*SET PROBLEM*. Quote every entry word for word.

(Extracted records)
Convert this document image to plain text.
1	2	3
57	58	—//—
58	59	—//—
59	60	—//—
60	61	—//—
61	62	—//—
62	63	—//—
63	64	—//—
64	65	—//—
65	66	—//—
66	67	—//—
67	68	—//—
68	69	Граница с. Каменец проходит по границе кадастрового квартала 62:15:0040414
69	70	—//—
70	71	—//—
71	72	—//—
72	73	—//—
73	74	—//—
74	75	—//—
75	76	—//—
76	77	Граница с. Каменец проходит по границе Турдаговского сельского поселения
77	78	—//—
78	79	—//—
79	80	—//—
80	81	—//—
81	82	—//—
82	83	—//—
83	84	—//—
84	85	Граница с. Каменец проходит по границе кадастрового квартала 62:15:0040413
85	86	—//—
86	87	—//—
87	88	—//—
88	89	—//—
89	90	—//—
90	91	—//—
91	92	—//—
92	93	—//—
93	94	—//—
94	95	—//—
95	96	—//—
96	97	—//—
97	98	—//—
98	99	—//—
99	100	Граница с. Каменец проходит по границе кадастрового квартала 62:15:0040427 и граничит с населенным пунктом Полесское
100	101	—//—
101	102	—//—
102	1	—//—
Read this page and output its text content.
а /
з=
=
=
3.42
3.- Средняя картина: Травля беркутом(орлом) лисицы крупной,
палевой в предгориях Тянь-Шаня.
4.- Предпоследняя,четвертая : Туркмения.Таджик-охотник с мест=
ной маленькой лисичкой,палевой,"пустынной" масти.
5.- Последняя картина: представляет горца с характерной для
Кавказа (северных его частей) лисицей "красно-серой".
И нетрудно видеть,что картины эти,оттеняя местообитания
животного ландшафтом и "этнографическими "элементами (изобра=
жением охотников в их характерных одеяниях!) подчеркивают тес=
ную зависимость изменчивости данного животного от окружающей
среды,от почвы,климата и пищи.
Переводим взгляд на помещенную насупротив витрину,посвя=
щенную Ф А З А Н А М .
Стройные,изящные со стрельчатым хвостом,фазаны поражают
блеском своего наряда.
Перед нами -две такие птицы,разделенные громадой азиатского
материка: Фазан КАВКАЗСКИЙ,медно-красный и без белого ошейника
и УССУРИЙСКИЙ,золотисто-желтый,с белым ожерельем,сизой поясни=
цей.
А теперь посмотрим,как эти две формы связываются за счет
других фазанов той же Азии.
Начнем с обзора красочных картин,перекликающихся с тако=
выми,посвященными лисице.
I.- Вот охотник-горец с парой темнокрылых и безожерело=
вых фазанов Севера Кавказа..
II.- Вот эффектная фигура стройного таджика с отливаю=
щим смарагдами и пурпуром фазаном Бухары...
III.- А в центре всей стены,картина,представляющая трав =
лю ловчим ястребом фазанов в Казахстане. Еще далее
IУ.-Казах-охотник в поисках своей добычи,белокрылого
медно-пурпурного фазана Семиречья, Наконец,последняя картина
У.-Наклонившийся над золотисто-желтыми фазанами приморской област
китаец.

*WRITTEN RESPONSE*.
Convert this document image to plain text.
1	2	3
57	58	—//—
58	59	—//—
59	60	—//—
60	61	—//—
61	62	—//—
62	63	—//—
63	64	—//—
64	65	—//—
65	66	—//—
66	67	—//—
67	68	—//—
68	69	Граница с. Каменец проходит по границе кадастрового квартала 62:15:0040414
69	70	—//—
70	71	—//—
71	72	—//—
72	73	—//—
73	74	—//—
74	75	—//—
75	76	—//—
76	77	Граница с. Каменец проходит по границе Турдаговского сельского поселения
77	78	—//—
78	79	—//—
79	80	—//—
80	81	—//—
81	82	—//—
82	83	—//—
83	84	—//—
84	85	Граница с. Каменец проходит по границе кадастрового квартала 62:15:0040413
85	86	—//—
86	87	—//—
87	88	—//—
88	89	—//—
89	90	—//—
90	91	—//—
91	92	—//—
92	93	—//—
93	94	—//—
94	95	—//—
95	96	—//—
96	97	—//—
97	98	—//—
98	99	—//—
99	100	Граница с. Каменец проходит по границе кадастрового квартала 62:15:0040427 и граничит с населенным пунктом Полесское
100	101	—//—
101	102	—//—
102	1	—//—
Read this page and output its text content.
а /
з=
=
=
3.42
3.- Средняя картина: Травля беркутом(орлом) лисицы крупной,
палевой в предгориях Тянь-Шаня.
4.- Предпоследняя,четвертая : Туркмения.Таджик-охотник с мест=
ной маленькой лисичкой,палевой,"пустынной" масти.
5.- Последняя картина: представляет горца с характерной для
Кавказа (северных его частей) лисицей "красно-серой".
И нетрудно видеть,что картины эти,оттеняя местообитания
животного ландшафтом и "этнографическими "элементами (изобра=
жением охотников в их характерных одеяниях!) подчеркивают тес=
ную зависимость изменчивости данного животного от окружающей
среды,от почвы,климата и пищи.
Переводим взгляд на помещенную насупротив витрину,посвя=
щенную Ф А З А Н А М .
Стройные,изящные со стрельчатым хвостом,фазаны поражают
блеском своего наряда.
Перед нами -две такие птицы,разделенные громадой азиатского
материка: Фазан КАВКАЗСКИЙ,медно-красный и без белого ошейника
и УССУРИЙСКИЙ,золотисто-желтый,с белым ожерельем,сизой поясни=
цей.
А теперь посмотрим,как эти две формы связываются за счет
других фазанов той же Азии.
Начнем с обзора красочных картин,перекликающихся с тако=
выми,посвященными лисице.
I.- Вот охотник-горец с парой темнокрылых и безожерело=
вых фазанов Севера Кавказа..
II.- Вот эффектная фигура стройного таджика с отливаю=
щим смарагдами и пурпуром фазаном Бухары...
III.- А в центре всей стены,картина,представляющая трав =
лю ловчим ястребом фазанов в Казахстане. Еще далее
IУ.-Казах-охотник в поисках своей добычи,белокрылого
медно-пурпурного фазана Семиречья, Наконец,последняя картина
У.-Наклонившийся над золотисто-желтыми фазанами приморской област
китаец.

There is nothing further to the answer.